* Extracted data *
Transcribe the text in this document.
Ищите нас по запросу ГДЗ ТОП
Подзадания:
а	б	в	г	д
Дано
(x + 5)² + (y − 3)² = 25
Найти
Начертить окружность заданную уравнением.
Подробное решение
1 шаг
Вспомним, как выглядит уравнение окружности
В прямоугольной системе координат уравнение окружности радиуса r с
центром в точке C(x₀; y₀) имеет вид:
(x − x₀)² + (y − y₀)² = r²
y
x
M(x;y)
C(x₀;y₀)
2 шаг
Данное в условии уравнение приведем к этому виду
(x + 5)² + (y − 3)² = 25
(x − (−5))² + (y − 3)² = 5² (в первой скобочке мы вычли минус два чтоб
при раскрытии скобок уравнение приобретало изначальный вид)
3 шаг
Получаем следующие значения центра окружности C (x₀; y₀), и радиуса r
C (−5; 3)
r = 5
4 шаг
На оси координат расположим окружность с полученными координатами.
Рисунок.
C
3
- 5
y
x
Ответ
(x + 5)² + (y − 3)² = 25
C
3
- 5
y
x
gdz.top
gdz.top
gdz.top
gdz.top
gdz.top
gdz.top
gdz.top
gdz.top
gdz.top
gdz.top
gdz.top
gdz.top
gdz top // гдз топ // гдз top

* Task description *
All of the entries must be quoted exactly; please include each one.

* The response *
Transcribe the text in this document.
Ищите нас по запросу ГДЗ ТОП
Подзадания:
а	б	в	г	д
Дано
(x + 5)² + (y − 3)² = 25
Найти
Начертить окружность заданную уравнением.
Подробное решение
1 шаг
Вспомним, как выглядит уравнение окружности
В прямоугольной системе координат уравнение окружности радиуса r с
центром в точке C(x₀; y₀) имеет вид:
(x − x₀)² + (y − y₀)² = r²
y
x
M(x;y)
C(x₀;y₀)
2 шаг
Данное в условии уравнение приведем к этому виду
(x + 5)² + (y − 3)² = 25
(x − (−5))² + (y − 3)² = 5² (в первой скобочке мы вычли минус два чтоб
при раскрытии скобок уравнение приобретало изначальный вид)
3 шаг
Получаем следующие значения центра окружности C (x₀; y₀), и радиуса r
C (−5; 3)
r = 5
4 шаг
На оси координат расположим окружность с полученными координатами.
Рисунок.
C
3
- 5
y
x
Ответ
(x + 5)² + (y − 3)² = 25
C
3
- 5
y
x
gdz.top
gdz.top
gdz.top
gdz.top
gdz.top
gdz.top
gdz.top
gdz.top
gdz.top
gdz.top
gdz.top
gdz.top
gdz top // гдз топ // гдз top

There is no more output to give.